* [TASK DESCRIPTION]
From the entries below, copy every line where the string "branchement" appears.

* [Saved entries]

═══

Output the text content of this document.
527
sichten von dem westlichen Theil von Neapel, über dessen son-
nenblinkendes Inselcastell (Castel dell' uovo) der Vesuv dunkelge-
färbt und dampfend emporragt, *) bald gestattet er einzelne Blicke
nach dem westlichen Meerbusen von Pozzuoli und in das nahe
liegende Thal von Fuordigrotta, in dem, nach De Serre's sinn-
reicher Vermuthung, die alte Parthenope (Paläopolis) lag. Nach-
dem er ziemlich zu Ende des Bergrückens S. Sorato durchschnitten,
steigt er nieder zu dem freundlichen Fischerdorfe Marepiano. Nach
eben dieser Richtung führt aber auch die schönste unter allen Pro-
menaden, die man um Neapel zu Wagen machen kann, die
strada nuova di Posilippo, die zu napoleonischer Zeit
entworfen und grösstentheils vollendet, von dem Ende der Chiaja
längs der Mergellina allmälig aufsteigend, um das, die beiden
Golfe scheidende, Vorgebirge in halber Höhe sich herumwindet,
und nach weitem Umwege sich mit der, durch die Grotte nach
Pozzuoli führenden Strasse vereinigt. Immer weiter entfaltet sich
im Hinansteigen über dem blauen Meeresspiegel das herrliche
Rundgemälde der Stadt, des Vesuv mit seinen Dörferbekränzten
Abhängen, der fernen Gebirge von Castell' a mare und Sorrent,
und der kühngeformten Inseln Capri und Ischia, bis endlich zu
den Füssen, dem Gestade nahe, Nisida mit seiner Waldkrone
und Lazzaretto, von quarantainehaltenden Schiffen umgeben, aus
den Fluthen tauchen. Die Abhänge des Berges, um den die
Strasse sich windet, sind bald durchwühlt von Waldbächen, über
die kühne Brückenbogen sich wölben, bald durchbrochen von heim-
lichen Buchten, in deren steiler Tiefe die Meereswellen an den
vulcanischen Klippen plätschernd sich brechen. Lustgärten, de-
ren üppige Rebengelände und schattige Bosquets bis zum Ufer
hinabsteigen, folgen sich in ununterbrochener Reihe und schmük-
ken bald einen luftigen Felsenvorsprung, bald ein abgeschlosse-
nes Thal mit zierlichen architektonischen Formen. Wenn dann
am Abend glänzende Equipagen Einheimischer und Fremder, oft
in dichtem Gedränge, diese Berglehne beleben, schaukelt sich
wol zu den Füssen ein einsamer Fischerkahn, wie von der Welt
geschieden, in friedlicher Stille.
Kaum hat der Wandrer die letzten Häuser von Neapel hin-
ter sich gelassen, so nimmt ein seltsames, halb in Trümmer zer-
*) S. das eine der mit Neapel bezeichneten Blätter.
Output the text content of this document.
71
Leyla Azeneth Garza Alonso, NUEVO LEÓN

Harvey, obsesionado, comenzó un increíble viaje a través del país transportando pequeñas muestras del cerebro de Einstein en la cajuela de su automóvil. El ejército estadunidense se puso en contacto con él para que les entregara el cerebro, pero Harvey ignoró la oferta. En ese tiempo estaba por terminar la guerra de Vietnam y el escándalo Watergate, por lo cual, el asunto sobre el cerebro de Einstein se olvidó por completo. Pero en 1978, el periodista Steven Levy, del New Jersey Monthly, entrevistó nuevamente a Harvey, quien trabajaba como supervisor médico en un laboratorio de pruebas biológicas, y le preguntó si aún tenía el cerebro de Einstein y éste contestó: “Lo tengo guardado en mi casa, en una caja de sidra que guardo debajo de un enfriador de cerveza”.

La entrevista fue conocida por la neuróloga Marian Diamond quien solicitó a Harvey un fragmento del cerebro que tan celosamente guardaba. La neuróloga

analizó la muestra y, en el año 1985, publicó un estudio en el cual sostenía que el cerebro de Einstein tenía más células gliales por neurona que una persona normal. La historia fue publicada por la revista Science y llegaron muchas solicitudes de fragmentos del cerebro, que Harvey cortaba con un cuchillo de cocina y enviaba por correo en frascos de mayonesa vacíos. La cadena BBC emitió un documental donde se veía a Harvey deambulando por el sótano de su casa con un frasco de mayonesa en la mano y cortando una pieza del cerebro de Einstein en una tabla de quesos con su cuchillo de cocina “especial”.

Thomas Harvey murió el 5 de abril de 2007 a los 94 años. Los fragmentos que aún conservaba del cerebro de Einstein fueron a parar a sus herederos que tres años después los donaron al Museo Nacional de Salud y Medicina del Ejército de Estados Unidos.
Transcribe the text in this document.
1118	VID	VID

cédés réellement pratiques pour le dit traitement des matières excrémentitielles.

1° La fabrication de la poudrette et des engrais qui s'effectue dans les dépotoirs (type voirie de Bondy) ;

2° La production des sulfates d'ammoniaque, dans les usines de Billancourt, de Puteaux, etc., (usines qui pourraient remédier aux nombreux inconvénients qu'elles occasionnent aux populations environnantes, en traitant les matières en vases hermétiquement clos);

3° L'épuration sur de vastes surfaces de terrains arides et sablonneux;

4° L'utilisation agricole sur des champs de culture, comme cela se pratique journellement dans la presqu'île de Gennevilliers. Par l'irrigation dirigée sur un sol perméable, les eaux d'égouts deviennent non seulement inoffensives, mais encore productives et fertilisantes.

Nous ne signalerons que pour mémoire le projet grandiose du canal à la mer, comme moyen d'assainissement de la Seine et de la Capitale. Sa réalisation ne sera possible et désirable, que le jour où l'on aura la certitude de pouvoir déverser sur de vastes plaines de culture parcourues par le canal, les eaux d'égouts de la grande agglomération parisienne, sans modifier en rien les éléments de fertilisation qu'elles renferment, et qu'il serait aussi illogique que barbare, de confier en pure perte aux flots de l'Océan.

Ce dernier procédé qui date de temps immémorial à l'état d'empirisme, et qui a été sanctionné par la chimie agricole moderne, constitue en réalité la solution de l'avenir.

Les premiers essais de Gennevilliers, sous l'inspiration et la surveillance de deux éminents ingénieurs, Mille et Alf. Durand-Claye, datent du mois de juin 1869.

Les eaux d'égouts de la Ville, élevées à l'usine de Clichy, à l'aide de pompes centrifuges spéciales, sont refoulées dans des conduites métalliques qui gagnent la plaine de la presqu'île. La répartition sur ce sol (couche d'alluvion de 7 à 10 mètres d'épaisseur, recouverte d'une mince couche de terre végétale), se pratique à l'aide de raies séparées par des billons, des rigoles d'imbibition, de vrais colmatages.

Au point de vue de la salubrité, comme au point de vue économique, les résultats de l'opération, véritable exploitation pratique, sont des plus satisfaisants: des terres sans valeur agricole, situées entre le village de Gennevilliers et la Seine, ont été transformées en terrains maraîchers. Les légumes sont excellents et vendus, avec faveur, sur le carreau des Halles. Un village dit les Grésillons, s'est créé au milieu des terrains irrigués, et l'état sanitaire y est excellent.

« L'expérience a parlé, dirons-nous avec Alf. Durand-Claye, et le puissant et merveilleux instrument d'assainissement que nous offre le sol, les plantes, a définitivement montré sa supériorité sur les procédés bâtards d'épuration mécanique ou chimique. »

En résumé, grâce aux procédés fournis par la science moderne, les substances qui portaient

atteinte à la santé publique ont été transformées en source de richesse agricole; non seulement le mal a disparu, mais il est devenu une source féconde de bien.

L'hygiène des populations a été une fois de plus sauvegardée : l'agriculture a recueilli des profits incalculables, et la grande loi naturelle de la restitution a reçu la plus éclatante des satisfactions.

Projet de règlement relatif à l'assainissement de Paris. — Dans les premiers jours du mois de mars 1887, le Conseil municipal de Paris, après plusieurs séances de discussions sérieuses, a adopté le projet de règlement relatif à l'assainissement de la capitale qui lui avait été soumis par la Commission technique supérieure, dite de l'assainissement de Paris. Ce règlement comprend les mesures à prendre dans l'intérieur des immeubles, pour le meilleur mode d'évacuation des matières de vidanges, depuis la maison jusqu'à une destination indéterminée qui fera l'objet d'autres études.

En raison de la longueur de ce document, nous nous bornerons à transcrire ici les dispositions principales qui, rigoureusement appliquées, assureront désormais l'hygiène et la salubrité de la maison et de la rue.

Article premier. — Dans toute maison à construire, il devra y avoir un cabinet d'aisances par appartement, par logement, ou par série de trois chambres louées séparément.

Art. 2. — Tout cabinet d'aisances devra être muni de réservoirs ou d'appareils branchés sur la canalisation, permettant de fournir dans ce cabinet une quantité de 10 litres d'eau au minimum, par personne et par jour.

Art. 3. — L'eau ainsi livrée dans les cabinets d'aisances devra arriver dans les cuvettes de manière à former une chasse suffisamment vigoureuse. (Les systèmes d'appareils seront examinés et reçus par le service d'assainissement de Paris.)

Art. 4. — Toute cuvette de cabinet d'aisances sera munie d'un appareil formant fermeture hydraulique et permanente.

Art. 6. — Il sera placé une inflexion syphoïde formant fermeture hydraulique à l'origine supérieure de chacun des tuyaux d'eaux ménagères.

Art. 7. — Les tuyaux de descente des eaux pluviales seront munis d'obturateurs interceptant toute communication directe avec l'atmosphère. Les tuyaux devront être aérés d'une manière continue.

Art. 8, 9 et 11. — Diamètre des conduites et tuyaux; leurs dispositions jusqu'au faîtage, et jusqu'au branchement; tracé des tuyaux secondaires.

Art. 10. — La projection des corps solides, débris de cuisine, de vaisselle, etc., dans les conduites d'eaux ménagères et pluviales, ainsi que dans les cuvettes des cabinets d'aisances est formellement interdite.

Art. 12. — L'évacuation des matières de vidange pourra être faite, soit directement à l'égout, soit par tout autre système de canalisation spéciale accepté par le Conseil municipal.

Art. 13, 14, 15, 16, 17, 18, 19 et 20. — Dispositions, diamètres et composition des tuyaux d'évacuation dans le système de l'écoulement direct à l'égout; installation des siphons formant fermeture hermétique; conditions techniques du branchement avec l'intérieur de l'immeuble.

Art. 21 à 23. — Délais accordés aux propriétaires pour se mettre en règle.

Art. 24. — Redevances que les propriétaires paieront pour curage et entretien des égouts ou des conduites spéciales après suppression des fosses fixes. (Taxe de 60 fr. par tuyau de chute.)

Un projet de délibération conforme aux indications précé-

═══

* [REPLY TO THE EXERCISE]
Art. 8, 9 et 11. — Diamètre des conduites et tuyaux; leurs dispositions jusqu'au faîtage, et jusqu'au branchement; tracé des tuyaux secondaires.
Art. 13, 14, 15, 16, 17, 18, 19 et 20. — Dispositions, diamètres et composition des tuyaux d'évacuation dans le système de l'écoulement direct à l'égout; installation des siphons formant fermeture hermétique; conditions techniques du branchement avec l'intérieur de l'immeuble.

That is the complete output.